Directions: From the entries below, list each line with "Fiction".
══════════
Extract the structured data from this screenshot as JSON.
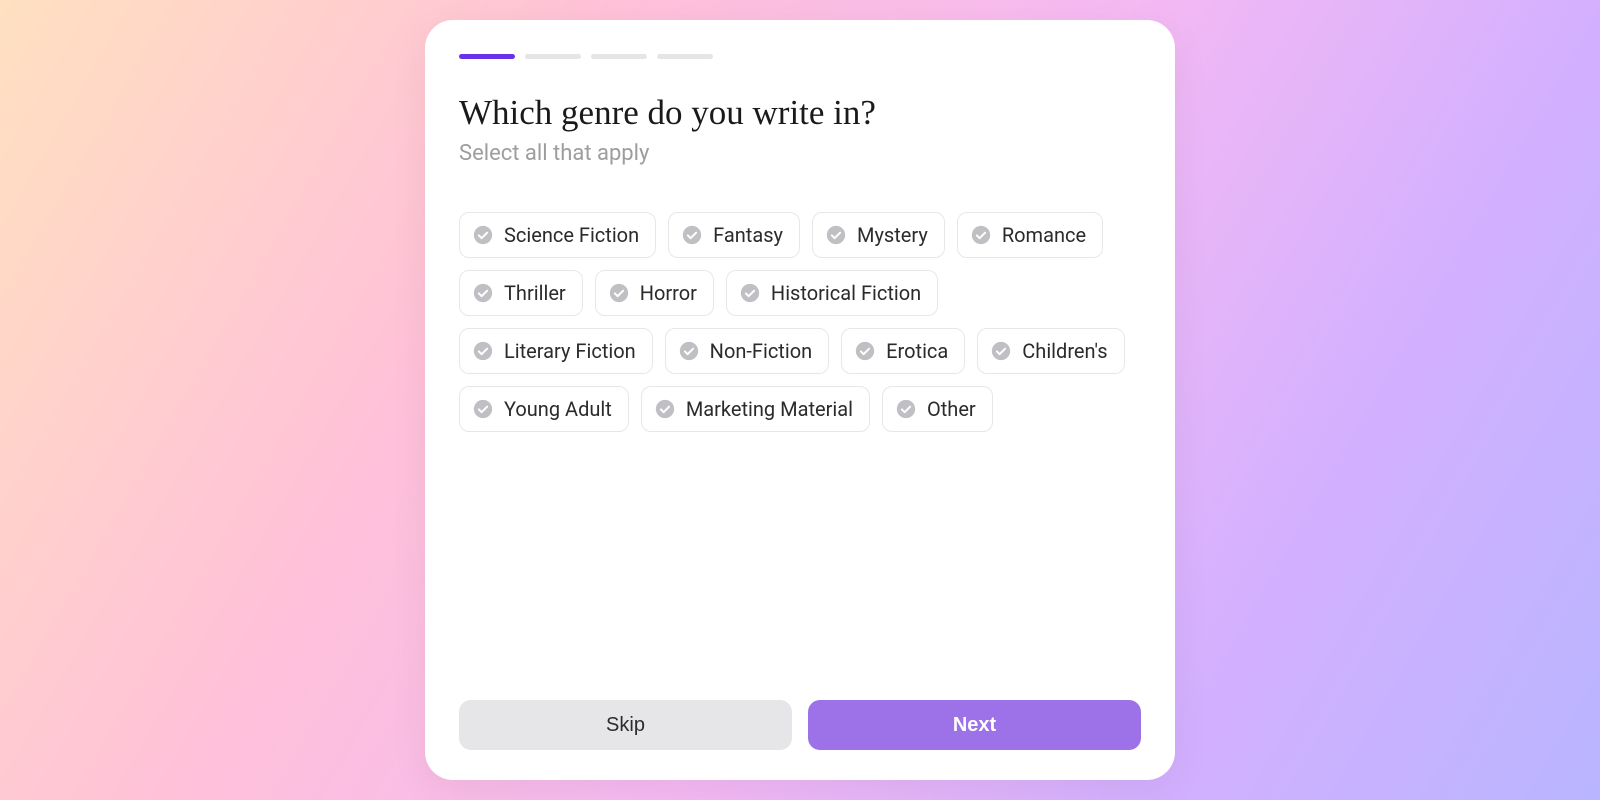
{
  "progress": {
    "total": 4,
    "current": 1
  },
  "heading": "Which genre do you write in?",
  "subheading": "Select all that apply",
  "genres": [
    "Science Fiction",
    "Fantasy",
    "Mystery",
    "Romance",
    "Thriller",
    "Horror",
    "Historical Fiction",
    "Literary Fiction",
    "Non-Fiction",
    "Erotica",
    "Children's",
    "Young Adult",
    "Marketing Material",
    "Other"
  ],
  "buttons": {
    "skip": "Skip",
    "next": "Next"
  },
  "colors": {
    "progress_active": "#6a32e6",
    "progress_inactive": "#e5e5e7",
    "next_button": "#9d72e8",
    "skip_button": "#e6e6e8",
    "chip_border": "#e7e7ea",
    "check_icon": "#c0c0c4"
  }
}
══════════
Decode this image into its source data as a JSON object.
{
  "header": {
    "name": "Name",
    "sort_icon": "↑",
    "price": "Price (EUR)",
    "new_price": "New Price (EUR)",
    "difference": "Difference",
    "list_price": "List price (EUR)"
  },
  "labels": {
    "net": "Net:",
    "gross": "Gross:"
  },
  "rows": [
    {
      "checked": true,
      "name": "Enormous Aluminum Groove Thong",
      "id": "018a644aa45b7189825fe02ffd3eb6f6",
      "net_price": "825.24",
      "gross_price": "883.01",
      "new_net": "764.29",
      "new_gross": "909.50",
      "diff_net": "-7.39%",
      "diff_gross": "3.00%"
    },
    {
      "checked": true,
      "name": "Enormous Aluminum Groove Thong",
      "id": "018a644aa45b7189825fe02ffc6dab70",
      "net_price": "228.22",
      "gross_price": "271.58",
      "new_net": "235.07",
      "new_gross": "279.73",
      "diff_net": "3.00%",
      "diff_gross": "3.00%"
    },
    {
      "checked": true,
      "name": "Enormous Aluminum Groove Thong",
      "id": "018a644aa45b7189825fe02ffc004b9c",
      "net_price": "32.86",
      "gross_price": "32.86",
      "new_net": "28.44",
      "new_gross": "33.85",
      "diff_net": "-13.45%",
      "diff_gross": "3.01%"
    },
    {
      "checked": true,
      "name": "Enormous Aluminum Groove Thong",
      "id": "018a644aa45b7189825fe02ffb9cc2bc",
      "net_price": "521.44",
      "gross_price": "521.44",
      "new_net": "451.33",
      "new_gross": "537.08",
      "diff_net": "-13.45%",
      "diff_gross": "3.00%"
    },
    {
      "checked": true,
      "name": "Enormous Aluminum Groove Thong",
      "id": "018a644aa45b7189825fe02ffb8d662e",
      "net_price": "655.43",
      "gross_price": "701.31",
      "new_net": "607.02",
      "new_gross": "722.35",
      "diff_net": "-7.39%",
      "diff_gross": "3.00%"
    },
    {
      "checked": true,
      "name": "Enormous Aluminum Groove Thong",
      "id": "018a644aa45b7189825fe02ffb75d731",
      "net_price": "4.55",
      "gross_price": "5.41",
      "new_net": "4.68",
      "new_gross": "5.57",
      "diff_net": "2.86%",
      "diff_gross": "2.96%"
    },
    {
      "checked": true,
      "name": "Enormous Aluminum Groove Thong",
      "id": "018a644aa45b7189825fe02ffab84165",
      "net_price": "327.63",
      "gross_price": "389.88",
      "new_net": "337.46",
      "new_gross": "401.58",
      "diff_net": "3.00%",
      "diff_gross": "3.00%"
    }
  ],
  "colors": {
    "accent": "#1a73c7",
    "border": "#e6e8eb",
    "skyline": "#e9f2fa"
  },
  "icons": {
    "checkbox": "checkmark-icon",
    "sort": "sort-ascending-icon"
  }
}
══════════
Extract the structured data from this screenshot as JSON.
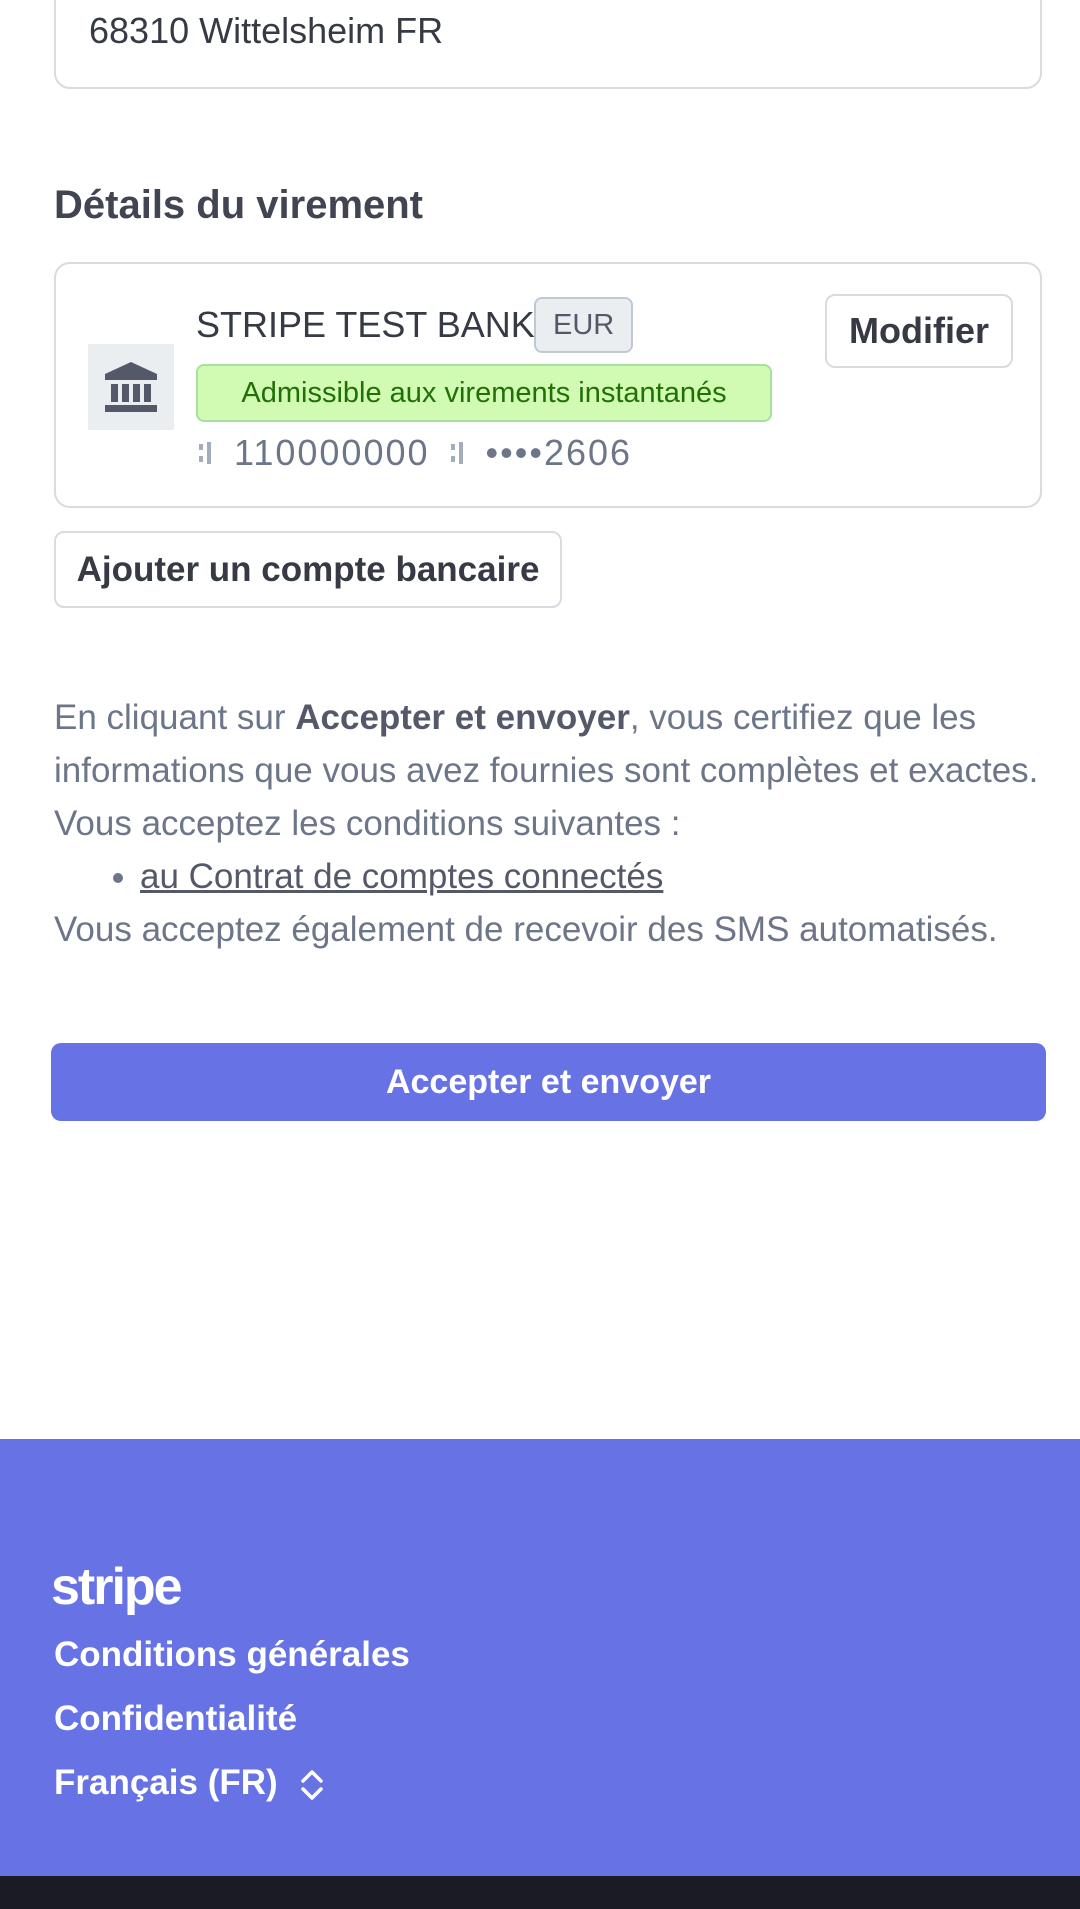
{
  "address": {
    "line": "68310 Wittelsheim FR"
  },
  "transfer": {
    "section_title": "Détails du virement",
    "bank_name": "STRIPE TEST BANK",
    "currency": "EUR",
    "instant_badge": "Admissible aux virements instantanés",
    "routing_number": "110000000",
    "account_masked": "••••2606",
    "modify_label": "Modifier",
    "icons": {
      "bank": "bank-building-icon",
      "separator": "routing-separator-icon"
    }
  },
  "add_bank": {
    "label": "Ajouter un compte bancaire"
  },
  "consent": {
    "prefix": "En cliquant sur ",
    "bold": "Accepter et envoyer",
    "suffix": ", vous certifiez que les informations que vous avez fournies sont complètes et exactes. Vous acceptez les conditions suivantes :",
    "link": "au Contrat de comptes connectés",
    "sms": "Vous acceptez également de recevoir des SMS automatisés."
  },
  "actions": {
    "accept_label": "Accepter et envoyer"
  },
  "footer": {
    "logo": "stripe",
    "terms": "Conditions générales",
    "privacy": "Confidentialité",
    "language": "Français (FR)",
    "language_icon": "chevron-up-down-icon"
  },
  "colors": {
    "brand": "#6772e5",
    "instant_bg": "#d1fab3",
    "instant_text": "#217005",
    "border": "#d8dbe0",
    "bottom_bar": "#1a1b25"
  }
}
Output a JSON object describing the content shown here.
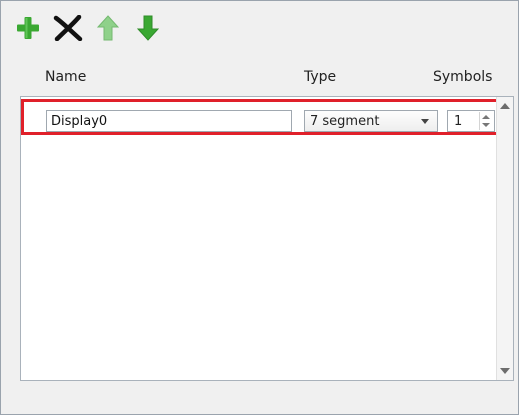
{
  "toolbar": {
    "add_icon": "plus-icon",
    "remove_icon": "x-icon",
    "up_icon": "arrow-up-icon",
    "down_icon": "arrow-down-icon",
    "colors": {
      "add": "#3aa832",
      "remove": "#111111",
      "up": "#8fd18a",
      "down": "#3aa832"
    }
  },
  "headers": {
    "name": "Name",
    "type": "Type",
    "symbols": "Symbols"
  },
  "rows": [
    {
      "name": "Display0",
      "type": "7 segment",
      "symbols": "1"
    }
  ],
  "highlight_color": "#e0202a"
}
══════════
Task response:
    "Science Fiction",
    "Historical Fiction",
    "Literary Fiction",
    "Non-Fiction",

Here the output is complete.